__Data shown__.
====

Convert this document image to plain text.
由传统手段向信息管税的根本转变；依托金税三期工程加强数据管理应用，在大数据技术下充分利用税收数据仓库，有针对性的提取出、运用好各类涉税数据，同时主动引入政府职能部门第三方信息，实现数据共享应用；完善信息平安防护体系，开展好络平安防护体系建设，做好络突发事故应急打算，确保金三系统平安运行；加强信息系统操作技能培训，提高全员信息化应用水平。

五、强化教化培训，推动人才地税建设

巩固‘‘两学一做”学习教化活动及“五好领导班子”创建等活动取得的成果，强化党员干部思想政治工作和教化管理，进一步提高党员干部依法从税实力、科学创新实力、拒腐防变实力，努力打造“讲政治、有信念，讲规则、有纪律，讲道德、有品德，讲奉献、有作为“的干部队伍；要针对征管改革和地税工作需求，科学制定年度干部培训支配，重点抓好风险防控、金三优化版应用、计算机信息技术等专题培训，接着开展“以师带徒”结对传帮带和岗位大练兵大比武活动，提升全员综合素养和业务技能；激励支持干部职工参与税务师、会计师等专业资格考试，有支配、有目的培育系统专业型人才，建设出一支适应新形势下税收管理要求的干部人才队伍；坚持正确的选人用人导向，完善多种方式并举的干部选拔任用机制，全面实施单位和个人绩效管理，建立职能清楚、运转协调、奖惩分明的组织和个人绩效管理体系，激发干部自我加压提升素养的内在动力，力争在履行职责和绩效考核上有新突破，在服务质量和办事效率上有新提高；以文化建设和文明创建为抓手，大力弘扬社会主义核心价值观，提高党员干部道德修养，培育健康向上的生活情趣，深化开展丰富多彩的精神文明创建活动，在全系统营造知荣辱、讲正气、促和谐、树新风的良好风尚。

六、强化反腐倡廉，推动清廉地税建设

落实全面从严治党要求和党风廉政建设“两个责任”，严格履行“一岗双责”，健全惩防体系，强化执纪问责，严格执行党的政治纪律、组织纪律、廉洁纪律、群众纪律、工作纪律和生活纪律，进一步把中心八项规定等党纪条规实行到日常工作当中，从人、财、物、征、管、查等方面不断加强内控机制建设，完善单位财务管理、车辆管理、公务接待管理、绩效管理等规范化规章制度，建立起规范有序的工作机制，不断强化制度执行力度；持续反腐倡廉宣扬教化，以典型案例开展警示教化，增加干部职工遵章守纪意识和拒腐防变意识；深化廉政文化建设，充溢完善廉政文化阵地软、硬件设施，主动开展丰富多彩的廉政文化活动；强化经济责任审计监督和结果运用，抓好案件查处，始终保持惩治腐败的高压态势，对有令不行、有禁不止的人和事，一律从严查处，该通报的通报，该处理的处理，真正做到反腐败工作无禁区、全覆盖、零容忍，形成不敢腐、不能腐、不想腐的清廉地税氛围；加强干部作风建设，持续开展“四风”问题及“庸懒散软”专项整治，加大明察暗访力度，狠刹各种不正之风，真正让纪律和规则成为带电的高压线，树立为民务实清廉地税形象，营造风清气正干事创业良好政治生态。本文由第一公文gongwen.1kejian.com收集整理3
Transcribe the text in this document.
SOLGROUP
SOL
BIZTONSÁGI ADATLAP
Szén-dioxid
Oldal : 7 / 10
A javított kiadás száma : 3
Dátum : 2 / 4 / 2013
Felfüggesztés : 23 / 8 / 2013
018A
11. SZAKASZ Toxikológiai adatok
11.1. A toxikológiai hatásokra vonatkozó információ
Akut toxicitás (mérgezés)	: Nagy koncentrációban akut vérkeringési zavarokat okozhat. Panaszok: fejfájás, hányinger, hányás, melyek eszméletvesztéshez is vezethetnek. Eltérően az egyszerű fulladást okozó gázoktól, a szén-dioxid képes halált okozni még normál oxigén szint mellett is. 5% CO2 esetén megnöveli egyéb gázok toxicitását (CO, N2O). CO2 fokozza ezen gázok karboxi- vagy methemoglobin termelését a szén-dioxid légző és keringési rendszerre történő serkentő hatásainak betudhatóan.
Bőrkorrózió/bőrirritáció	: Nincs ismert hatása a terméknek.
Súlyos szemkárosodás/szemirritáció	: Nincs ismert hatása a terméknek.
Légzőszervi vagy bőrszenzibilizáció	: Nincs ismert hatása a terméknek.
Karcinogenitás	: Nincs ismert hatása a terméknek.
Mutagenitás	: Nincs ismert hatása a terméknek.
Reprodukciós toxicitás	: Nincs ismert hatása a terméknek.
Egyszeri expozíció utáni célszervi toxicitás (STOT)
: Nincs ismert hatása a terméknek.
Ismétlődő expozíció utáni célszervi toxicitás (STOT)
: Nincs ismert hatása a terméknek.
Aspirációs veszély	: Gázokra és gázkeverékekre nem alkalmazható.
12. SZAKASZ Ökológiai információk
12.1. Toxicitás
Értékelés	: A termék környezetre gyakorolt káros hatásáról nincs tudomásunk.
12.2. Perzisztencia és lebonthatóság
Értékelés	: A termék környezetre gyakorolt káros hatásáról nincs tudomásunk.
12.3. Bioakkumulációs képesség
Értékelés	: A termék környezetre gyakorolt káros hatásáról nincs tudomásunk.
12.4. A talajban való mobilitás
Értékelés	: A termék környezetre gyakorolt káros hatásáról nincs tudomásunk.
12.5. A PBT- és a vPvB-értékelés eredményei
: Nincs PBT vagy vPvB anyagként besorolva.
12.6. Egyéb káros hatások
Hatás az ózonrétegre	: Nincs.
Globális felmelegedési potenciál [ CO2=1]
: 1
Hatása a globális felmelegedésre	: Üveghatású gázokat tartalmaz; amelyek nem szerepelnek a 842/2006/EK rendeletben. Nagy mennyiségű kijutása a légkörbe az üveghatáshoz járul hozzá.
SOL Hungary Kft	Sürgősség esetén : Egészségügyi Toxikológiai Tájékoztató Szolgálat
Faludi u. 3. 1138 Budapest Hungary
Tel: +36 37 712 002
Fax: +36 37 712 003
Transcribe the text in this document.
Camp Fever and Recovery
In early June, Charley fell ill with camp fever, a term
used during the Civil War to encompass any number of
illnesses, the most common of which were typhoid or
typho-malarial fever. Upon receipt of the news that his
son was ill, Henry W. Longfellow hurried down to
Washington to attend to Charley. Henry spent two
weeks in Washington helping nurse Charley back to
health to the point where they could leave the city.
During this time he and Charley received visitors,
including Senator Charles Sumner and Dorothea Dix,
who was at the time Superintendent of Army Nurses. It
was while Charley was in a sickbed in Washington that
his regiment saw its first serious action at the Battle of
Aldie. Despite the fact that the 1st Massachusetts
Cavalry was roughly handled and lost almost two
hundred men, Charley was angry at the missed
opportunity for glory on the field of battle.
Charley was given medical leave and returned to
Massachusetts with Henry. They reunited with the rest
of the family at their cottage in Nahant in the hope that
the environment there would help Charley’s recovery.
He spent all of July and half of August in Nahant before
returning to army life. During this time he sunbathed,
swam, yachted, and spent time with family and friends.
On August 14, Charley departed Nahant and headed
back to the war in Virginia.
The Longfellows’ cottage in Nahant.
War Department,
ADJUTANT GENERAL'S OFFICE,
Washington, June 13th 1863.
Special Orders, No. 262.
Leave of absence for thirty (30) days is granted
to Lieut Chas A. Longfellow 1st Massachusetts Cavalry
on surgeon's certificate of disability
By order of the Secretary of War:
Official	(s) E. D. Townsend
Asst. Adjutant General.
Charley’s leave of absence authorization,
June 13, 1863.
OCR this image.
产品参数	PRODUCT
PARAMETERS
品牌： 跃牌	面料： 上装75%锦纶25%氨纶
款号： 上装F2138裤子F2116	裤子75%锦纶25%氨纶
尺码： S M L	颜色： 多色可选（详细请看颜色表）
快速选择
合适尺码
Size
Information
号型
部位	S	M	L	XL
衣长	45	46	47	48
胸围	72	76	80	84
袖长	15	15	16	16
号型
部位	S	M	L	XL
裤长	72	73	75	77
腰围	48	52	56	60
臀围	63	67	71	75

====

__Task description__. From the entries above, select each line containing the string "this".

__Complete output__.
Convert this document image to plain text.
Transcribe the text in this document.
Transcribe the text in this document.
During this time he and Charley received visitors,
returning to army life. During this time he sunbathed,
OCR this image.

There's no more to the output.